## START Dataset records
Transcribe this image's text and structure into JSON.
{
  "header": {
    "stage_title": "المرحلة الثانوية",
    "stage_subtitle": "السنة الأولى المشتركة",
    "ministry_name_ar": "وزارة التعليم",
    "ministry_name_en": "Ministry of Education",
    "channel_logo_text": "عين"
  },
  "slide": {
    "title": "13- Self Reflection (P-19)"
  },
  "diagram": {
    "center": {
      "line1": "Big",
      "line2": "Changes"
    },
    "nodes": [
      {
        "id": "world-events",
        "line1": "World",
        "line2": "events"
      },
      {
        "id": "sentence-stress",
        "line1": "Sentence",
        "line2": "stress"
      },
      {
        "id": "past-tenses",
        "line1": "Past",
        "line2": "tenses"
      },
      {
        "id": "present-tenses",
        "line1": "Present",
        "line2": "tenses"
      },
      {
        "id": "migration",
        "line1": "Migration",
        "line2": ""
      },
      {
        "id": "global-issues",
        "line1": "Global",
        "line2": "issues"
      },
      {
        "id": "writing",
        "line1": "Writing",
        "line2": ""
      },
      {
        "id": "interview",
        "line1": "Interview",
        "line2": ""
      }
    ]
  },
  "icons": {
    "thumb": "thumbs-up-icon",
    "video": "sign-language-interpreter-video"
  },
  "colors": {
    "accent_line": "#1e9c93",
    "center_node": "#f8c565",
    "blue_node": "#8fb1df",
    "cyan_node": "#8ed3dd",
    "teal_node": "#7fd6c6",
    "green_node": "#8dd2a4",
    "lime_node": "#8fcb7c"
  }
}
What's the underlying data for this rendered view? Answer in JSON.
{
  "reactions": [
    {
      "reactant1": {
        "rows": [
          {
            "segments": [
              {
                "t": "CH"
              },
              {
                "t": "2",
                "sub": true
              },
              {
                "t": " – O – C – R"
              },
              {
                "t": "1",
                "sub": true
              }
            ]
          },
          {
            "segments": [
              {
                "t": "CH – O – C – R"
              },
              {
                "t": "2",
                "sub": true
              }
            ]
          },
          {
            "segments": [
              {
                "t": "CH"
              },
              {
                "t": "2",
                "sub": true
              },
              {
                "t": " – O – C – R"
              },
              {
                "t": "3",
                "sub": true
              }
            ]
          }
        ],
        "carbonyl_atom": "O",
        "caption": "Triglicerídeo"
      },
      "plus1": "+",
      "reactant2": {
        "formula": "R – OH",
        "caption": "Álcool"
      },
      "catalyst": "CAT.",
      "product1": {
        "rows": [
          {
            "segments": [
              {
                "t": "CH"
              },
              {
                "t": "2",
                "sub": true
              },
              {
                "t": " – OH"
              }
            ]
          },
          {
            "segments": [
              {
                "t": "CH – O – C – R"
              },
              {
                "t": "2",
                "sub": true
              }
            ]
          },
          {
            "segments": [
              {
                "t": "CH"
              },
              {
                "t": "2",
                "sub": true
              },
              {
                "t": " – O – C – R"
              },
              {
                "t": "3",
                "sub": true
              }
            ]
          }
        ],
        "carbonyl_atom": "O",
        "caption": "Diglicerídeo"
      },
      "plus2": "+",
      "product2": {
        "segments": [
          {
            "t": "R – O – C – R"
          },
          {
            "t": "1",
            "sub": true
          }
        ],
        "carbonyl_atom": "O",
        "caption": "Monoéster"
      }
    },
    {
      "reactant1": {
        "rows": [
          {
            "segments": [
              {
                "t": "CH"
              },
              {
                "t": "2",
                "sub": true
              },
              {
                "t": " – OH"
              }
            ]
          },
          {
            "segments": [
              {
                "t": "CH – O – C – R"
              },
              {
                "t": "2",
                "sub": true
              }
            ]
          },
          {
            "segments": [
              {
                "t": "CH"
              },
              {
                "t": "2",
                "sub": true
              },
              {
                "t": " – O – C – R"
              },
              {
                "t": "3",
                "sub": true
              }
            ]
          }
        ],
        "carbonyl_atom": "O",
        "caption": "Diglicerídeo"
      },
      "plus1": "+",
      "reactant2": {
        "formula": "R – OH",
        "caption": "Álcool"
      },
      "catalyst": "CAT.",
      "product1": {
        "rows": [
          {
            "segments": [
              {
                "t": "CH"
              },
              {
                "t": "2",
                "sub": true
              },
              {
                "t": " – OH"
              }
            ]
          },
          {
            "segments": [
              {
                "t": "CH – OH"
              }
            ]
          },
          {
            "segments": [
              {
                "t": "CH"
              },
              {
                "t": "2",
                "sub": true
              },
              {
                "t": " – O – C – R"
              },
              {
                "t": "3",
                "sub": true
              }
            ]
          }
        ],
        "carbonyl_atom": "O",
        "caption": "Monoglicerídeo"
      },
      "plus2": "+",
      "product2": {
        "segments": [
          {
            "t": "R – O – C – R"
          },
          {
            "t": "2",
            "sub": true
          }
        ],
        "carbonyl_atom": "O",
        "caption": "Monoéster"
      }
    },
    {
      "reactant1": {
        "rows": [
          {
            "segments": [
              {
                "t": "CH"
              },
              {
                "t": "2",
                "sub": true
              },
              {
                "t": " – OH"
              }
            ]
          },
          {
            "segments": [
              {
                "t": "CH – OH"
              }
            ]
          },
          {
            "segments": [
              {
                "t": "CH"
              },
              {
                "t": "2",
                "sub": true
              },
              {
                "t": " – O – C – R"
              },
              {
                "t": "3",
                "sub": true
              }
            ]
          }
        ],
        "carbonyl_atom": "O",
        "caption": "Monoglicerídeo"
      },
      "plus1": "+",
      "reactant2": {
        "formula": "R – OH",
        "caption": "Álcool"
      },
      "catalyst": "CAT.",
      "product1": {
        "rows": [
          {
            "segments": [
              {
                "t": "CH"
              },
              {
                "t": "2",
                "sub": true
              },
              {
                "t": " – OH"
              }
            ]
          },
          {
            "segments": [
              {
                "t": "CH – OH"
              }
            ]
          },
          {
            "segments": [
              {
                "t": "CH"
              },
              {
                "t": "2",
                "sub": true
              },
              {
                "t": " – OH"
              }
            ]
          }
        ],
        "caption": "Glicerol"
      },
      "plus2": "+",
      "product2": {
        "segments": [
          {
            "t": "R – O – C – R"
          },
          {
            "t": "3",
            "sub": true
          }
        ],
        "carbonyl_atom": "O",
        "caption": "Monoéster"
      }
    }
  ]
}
## END Dataset records
Every line of the listing that holds "tenses" is to be counted; give only the resulting number.

**Correct response**
4